Source data
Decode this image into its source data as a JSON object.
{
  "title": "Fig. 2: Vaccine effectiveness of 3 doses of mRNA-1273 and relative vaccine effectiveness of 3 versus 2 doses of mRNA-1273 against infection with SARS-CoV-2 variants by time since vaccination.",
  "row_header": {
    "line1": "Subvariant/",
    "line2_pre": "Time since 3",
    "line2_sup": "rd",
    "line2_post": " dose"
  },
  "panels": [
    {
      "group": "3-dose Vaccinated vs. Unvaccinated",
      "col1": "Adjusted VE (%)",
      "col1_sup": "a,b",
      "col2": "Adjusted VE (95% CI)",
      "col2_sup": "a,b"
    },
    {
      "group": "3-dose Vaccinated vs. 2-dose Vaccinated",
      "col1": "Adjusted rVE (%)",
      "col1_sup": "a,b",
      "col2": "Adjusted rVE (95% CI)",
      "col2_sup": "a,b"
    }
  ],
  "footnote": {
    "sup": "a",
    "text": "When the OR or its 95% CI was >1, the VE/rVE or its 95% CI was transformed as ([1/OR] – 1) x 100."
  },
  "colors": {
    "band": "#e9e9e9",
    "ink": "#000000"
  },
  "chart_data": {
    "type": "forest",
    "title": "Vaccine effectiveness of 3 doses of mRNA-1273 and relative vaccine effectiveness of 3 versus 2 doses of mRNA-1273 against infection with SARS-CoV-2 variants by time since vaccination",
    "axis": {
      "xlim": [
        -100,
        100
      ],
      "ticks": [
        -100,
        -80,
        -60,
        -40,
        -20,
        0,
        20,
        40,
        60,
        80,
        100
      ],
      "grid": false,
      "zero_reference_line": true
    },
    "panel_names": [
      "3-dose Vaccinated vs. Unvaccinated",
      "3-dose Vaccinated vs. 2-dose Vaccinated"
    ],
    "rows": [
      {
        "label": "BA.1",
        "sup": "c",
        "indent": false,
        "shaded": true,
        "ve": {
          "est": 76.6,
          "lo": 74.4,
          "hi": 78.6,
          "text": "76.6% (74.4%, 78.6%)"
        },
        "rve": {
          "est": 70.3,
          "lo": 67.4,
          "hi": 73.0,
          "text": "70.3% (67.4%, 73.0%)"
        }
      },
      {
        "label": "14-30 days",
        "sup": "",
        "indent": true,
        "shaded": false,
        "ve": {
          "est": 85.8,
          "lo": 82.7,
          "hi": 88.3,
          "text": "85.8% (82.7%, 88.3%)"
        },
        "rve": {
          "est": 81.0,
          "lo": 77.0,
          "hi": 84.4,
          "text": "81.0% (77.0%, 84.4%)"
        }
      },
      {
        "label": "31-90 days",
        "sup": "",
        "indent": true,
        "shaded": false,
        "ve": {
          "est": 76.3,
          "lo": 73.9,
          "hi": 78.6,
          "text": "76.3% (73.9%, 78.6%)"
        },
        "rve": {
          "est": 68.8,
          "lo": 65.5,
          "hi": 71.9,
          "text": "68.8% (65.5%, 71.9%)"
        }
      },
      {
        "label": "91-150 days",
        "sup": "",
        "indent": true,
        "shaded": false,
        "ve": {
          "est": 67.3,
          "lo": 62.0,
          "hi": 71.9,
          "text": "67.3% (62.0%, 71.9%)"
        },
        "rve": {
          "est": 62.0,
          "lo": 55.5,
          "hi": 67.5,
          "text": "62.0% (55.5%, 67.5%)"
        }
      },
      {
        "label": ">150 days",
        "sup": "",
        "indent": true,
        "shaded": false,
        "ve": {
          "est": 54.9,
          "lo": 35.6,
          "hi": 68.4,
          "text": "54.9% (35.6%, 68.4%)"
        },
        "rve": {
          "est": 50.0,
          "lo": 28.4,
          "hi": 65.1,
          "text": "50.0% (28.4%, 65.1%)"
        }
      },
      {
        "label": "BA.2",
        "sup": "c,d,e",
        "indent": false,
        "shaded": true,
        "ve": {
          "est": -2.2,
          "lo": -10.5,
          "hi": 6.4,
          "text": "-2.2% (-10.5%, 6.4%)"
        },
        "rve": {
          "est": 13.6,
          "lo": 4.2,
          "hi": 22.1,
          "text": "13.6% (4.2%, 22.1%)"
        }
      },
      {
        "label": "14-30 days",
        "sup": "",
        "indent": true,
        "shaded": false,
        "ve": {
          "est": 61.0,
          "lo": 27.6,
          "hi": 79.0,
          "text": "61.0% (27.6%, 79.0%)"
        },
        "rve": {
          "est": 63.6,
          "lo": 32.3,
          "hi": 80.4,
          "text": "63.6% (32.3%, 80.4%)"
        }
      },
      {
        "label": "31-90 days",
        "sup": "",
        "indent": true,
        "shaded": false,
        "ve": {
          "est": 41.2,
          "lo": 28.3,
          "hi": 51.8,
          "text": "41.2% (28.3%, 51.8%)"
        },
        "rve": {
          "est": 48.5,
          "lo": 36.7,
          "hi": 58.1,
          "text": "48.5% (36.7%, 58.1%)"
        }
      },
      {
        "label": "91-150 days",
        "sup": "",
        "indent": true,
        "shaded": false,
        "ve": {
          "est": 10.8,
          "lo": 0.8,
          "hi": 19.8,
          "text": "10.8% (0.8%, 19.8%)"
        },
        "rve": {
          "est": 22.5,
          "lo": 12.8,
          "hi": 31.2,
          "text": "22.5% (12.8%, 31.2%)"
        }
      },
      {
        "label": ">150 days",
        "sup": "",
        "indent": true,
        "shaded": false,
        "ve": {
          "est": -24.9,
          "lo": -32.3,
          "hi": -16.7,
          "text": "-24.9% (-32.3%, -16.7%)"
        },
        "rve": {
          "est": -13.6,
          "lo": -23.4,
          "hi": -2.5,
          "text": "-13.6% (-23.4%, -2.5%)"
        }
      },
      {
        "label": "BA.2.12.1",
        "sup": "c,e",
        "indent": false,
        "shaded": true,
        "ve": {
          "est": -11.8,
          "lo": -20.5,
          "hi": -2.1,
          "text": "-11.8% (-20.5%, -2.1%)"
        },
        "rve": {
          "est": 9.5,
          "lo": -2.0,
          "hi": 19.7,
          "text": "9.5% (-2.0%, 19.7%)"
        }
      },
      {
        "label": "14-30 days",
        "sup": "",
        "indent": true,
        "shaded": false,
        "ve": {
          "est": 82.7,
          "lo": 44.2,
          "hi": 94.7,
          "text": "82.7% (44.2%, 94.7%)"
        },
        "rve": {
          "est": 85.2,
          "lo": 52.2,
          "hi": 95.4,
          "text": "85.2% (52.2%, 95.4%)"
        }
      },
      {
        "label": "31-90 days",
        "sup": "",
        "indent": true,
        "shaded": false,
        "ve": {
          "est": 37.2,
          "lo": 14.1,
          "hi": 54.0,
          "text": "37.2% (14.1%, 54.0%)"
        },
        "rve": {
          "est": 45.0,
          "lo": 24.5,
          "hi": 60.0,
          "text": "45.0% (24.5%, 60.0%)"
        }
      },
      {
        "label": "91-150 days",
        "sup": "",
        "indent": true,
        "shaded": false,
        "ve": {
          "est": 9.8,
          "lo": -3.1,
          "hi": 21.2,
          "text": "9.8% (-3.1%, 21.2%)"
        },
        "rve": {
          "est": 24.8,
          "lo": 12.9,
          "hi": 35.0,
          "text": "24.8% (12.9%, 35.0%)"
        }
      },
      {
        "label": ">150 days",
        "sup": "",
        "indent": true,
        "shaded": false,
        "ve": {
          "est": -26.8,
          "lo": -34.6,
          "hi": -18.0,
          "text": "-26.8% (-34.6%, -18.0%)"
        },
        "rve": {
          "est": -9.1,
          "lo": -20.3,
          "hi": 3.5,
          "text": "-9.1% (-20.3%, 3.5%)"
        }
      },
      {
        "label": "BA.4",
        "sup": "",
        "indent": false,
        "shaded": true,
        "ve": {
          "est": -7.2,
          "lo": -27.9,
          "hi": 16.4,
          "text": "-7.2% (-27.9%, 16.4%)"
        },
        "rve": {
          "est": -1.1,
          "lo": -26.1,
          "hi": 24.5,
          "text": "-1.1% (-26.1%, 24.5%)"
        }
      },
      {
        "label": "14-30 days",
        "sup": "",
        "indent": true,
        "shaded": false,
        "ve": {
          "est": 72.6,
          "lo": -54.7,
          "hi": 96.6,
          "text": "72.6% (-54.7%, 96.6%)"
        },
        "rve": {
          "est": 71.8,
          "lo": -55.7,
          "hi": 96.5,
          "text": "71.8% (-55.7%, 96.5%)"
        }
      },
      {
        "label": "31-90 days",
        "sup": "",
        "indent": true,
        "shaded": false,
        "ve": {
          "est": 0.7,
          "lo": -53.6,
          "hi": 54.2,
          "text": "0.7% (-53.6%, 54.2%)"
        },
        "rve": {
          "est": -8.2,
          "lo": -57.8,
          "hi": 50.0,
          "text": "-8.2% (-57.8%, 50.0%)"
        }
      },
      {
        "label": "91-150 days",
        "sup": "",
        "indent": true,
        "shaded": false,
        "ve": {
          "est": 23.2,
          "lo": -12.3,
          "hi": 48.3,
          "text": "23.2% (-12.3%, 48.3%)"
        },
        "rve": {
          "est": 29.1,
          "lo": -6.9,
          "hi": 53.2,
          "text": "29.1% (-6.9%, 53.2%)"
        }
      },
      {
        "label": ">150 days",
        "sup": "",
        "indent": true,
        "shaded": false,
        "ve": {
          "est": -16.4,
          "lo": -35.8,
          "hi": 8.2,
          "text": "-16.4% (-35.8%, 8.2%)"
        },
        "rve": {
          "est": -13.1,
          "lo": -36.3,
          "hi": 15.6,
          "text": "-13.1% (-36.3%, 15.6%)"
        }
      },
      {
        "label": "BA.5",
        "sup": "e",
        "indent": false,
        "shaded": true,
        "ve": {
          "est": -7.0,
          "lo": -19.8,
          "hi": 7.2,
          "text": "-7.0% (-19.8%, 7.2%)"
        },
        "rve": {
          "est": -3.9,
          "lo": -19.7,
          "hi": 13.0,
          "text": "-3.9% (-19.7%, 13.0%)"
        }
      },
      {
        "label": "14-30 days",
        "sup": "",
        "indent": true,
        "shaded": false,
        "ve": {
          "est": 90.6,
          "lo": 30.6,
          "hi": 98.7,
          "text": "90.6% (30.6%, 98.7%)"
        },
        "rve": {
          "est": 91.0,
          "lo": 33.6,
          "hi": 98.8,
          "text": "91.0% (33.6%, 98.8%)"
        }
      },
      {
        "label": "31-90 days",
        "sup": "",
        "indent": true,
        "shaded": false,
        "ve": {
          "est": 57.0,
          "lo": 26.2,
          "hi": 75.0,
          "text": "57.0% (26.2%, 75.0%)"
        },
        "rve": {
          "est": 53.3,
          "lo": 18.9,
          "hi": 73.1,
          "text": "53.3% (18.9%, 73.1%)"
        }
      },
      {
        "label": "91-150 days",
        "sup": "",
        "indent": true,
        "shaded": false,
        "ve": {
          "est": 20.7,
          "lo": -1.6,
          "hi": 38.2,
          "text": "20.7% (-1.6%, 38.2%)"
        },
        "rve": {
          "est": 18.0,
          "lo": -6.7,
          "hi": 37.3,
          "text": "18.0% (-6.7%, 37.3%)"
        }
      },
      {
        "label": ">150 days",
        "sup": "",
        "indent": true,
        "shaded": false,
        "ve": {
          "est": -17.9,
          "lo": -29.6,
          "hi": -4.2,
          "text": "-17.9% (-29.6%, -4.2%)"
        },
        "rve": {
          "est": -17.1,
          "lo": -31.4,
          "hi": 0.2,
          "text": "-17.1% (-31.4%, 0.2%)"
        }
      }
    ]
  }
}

WHAT TO DO: Wherever the string "effectiveness" appears in the records, copy the whole line.

RESPONSE FOR THIS EXERCISE:
  "title": "Fig. 2: Vaccine effectiveness of 3 doses of mRNA-1273 and relative vaccine effectiveness of 3 versus 2 doses of mRNA-1273 against infection with SARS-CoV-2 variants by time since vaccination.",
    "title": "Vaccine effectiveness of 3 doses of mRNA-1273 and relative vaccine effectiveness of 3 versus 2 doses of mRNA-1273 against infection with SARS-CoV-2 variants by time since vaccination",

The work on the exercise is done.